#### Task objective:
Set down, word for word, the stretch of the records from the very first line through the line containing "chevron-left-icon bbox=[749, 215, 757, 223]", including that line.

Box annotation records
⟨

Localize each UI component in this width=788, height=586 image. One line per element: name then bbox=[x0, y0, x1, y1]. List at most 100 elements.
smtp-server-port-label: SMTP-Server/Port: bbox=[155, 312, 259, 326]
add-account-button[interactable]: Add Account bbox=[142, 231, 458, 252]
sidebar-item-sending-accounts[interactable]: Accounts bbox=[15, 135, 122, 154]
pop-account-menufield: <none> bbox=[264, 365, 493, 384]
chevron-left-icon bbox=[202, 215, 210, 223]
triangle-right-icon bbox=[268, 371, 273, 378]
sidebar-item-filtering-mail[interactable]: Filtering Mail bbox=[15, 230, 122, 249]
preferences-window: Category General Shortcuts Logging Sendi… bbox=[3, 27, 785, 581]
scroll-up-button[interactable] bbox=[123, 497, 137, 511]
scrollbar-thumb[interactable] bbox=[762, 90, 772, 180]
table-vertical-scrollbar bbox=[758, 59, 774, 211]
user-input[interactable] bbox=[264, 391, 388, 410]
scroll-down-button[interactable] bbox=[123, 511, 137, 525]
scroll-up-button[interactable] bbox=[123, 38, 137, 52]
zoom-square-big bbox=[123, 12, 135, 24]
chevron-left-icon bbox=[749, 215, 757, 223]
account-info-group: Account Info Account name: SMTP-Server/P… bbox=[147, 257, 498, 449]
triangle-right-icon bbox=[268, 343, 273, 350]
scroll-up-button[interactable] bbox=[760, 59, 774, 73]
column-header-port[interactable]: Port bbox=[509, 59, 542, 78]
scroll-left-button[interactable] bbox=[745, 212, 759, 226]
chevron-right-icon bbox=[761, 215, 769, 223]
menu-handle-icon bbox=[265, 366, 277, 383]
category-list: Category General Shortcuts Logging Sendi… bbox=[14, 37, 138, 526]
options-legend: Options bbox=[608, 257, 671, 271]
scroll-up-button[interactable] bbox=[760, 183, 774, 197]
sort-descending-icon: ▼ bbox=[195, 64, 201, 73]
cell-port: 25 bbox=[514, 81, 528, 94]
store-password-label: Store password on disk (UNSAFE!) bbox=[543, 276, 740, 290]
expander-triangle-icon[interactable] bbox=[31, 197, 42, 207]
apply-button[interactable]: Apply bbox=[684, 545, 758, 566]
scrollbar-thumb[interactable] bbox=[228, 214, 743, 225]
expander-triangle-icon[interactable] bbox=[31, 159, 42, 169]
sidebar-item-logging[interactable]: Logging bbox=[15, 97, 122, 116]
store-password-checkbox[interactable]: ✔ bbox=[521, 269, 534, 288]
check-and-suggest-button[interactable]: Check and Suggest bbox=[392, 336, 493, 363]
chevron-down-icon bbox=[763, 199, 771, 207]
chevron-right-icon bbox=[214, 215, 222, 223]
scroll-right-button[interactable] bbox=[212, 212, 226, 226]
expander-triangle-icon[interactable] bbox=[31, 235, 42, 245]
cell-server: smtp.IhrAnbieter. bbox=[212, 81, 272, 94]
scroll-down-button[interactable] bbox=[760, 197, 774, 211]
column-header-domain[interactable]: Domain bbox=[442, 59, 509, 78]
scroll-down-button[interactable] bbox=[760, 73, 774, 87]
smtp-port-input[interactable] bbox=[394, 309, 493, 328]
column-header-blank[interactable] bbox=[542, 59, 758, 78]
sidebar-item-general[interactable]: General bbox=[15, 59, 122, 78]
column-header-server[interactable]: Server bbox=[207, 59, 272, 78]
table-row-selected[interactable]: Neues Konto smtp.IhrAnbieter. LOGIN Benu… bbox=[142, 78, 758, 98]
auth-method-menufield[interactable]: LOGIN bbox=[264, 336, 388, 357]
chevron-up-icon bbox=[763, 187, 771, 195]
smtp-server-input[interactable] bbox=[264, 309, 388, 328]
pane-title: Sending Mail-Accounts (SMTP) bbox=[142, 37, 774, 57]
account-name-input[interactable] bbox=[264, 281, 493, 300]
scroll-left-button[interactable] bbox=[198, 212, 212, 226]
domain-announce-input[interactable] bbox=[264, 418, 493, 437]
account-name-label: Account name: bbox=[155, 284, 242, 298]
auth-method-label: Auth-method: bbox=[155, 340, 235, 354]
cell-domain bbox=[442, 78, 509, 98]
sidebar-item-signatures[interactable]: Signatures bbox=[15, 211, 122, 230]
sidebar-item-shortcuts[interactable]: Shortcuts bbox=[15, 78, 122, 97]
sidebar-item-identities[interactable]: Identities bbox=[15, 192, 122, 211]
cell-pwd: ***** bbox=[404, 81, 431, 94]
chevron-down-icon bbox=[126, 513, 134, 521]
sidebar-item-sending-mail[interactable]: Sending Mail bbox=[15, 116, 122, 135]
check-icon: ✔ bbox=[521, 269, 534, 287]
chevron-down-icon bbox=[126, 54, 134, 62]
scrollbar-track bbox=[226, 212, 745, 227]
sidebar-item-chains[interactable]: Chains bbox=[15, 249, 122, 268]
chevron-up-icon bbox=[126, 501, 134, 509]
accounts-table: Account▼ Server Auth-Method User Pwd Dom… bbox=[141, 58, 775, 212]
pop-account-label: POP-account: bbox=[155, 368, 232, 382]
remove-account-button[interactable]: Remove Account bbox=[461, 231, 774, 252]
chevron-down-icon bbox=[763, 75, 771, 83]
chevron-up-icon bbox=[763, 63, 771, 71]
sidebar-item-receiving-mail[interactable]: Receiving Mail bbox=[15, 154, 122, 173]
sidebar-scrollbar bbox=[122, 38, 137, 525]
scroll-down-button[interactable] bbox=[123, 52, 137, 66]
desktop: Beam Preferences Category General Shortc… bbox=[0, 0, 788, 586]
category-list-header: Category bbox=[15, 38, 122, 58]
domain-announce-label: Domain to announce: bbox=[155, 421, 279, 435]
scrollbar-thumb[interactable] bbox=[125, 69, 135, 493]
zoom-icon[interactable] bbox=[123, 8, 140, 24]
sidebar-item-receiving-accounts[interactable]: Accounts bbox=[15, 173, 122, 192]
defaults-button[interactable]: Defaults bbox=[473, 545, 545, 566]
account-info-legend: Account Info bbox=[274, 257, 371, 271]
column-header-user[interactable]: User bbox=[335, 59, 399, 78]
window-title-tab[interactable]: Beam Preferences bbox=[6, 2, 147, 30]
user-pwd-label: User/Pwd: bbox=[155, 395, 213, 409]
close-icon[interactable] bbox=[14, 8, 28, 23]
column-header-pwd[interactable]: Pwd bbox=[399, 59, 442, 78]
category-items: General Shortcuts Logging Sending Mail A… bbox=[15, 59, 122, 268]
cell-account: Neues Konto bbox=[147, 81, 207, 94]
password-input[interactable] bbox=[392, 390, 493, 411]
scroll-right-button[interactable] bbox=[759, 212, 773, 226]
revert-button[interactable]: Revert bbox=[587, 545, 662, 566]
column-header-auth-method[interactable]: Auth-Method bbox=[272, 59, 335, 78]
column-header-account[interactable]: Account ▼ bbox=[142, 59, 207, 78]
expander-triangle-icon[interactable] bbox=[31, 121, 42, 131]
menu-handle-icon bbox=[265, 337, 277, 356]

⟩

#### Task response:
Localize each UI component in this width=788, height=586 image. One line per element: name then bbox=[x0, y0, x1, y1]. List at most 100 elements.
smtp-server-port-label: SMTP-Server/Port: bbox=[155, 312, 259, 326]
add-account-button[interactable]: Add Account bbox=[142, 231, 458, 252]
sidebar-item-sending-accounts[interactable]: Accounts bbox=[15, 135, 122, 154]
pop-account-menufield: <none> bbox=[264, 365, 493, 384]
chevron-left-icon bbox=[202, 215, 210, 223]
triangle-right-icon bbox=[268, 371, 273, 378]
sidebar-item-filtering-mail[interactable]: Filtering Mail bbox=[15, 230, 122, 249]
preferences-window: Category General Shortcuts Logging Sendi… bbox=[3, 27, 785, 581]
scroll-up-button[interactable] bbox=[123, 497, 137, 511]
scrollbar-thumb[interactable] bbox=[762, 90, 772, 180]
table-vertical-scrollbar bbox=[758, 59, 774, 211]
user-input[interactable] bbox=[264, 391, 388, 410]
scroll-down-button[interactable] bbox=[123, 511, 137, 525]
scroll-up-button[interactable] bbox=[123, 38, 137, 52]
zoom-square-big bbox=[123, 12, 135, 24]
chevron-left-icon bbox=[749, 215, 757, 223]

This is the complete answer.